## RECORD SET
——

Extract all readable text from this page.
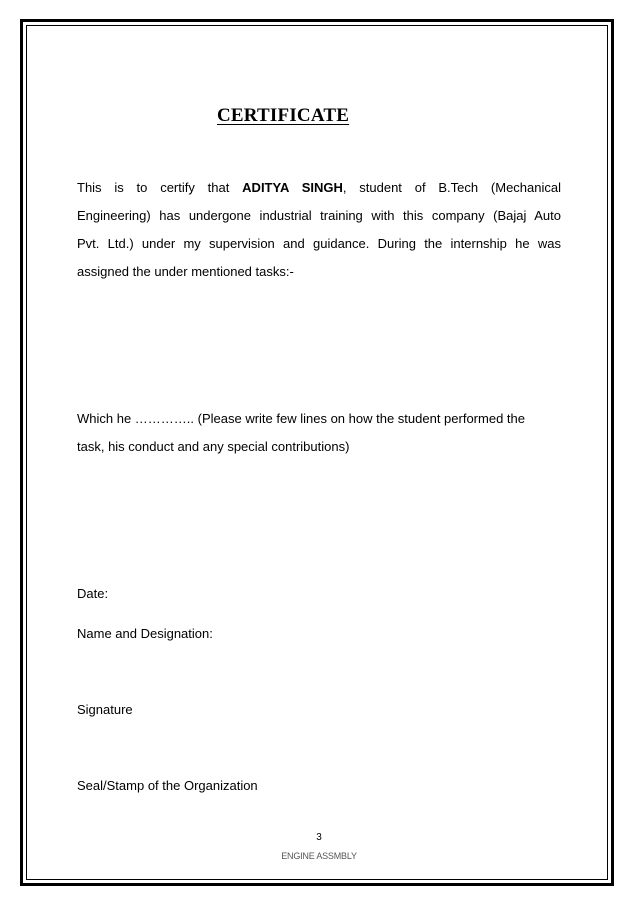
CERTIFICATE
This is to certify that ADITYA SINGH, student of B.Tech (Mechanical
Engineering) has undergone industrial training with this company (Bajaj Auto
Pvt. Ltd.) under my supervision and guidance. During the internship he was
assigned the under mentioned tasks:-
Which he ………….. (Please write few lines on how the student performed the
task, his conduct and any special contributions)
Date:
Name and Designation:
Signature
Seal/Stamp of the Organization
3
ENGINE ASSMBLY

——

## EXERCISE TASK
Make an exact copy of every record, pictures excluded.

## TASK ANSWER
Extract all readable text from this page.
CERTIFICATE
This is to certify that ADITYA SINGH, student of B.Tech (Mechanical
Engineering) has undergone industrial training with this company (Bajaj Auto
Pvt. Ltd.) under my supervision and guidance. During the internship he was
assigned the under mentioned tasks:-
Which he ………….. (Please write few lines on how the student performed the
task, his conduct and any special contributions)
Date:
Name and Designation:
Signature
Seal/Stamp of the Organization
3
ENGINE ASSMBLY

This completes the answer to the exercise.